- _Input rows_:

=-=-=

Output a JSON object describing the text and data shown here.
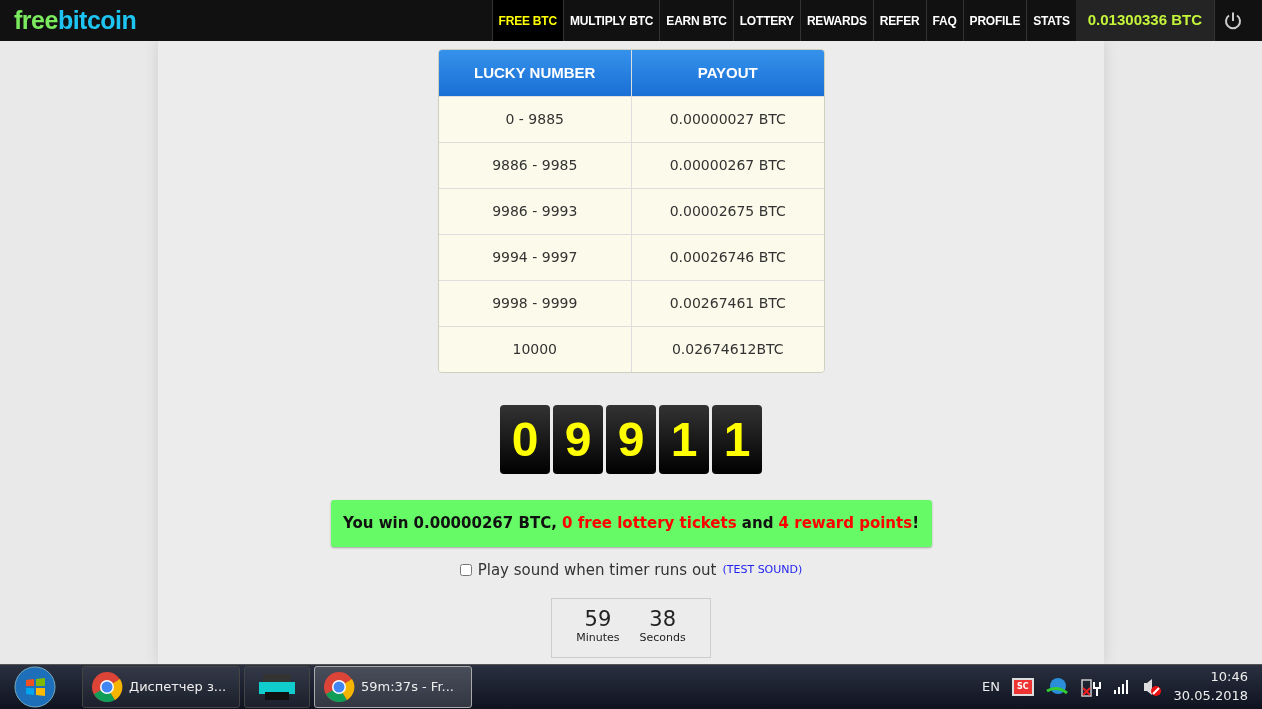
{
  "logo": {
    "part1": "free",
    "part2": "bitcoin"
  },
  "nav": [
    {
      "label": "FREE BTC",
      "selected": true
    },
    {
      "label": "MULTIPLY BTC",
      "selected": false
    },
    {
      "label": "EARN BTC",
      "selected": false
    },
    {
      "label": "LOTTERY",
      "selected": false
    },
    {
      "label": "REWARDS",
      "selected": false
    },
    {
      "label": "REFER",
      "selected": false
    },
    {
      "label": "FAQ",
      "selected": false
    },
    {
      "label": "PROFILE",
      "selected": false
    },
    {
      "label": "STATS",
      "selected": false
    }
  ],
  "balance": "0.01300336 BTC",
  "payout_table": {
    "columns": [
      "LUCKY NUMBER",
      "PAYOUT"
    ],
    "rows": [
      [
        "0 - 9885",
        "0.00000027 BTC"
      ],
      [
        "9886 - 9985",
        "0.00000267 BTC"
      ],
      [
        "9986 - 9993",
        "0.00002675 BTC"
      ],
      [
        "9994 - 9997",
        "0.00026746 BTC"
      ],
      [
        "9998 - 9999",
        "0.00267461 BTC"
      ],
      [
        "10000",
        "0.02674612BTC"
      ]
    ]
  },
  "lucky_digits": [
    "0",
    "9",
    "9",
    "1",
    "1"
  ],
  "win_message": [
    {
      "text": "You win 0.00000267 BTC, ",
      "highlight": false
    },
    {
      "text": "0 free lottery tickets",
      "highlight": true
    },
    {
      "text": " and ",
      "highlight": false
    },
    {
      "text": "4 reward points",
      "highlight": true
    },
    {
      "text": "!",
      "highlight": false
    }
  ],
  "sound_option": {
    "label": "Play sound when timer runs out",
    "checked": false,
    "link": "(TEST SOUND)"
  },
  "timer": [
    {
      "value": "59",
      "unit": "Minutes"
    },
    {
      "value": "38",
      "unit": "Seconds"
    }
  ],
  "taskbar": {
    "items": [
      {
        "label": "Диспетчер з...",
        "kind": "chrome",
        "selected": false
      },
      {
        "kind": "printer",
        "selected": false
      },
      {
        "label": "59m:37s - Fr...",
        "kind": "chrome",
        "selected": true
      }
    ],
    "language": "EN",
    "tray_badge": "SC",
    "time": "10:46",
    "date": "30.05.2018"
  }
}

=-=-=

Return the material exactly as given, apart from the pictures.

Output a JSON object describing the text and data shown here.
{
  "logo": {
    "part1": "free",
    "part2": "bitcoin"
  },
  "nav": [
    {
      "label": "FREE BTC",
      "selected": true
    },
    {
      "label": "MULTIPLY BTC",
      "selected": false
    },
    {
      "label": "EARN BTC",
      "selected": false
    },
    {
      "label": "LOTTERY",
      "selected": false
    },
    {
      "label": "REWARDS",
      "selected": false
    },
    {
      "label": "REFER",
      "selected": false
    },
    {
      "label": "FAQ",
      "selected": false
    },
    {
      "label": "PROFILE",
      "selected": false
    },
    {
      "label": "STATS",
      "selected": false
    }
  ],
  "balance": "0.01300336 BTC",
  "payout_table": {
    "columns": [
      "LUCKY NUMBER",
      "PAYOUT"
    ],
    "rows": [
      [
        "0 - 9885",
        "0.00000027 BTC"
      ],
      [
        "9886 - 9985",
        "0.00000267 BTC"
      ],
      [
        "9986 - 9993",
        "0.00002675 BTC"
      ],
      [
        "9994 - 9997",
        "0.00026746 BTC"
      ],
      [
        "9998 - 9999",
        "0.00267461 BTC"
      ],
      [
        "10000",
        "0.02674612BTC"
      ]
    ]
  },
  "lucky_digits": [
    "0",
    "9",
    "9",
    "1",
    "1"
  ],
  "win_message": [
    {
      "text": "You win 0.00000267 BTC, ",
      "highlight": false
    },
    {
      "text": "0 free lottery tickets",
      "highlight": true
    },
    {
      "text": " and ",
      "highlight": false
    },
    {
      "text": "4 reward points",
      "highlight": true
    },
    {
      "text": "!",
      "highlight": false
    }
  ],
  "sound_option": {
    "label": "Play sound when timer runs out",
    "checked": false,
    "link": "(TEST SOUND)"
  },
  "timer": [
    {
      "value": "59",
      "unit": "Minutes"
    },
    {
      "value": "38",
      "unit": "Seconds"
    }
  ],
  "taskbar": {
    "items": [
      {
        "label": "Диспетчер з...",
        "kind": "chrome",
        "selected": false
      },
      {
        "kind": "printer",
        "selected": false
      },
      {
        "label": "59m:37s - Fr...",
        "kind": "chrome",
        "selected": true
      }
    ],
    "language": "EN",
    "tray_badge": "SC",
    "time": "10:46",
    "date": "30.05.2018"
  }
}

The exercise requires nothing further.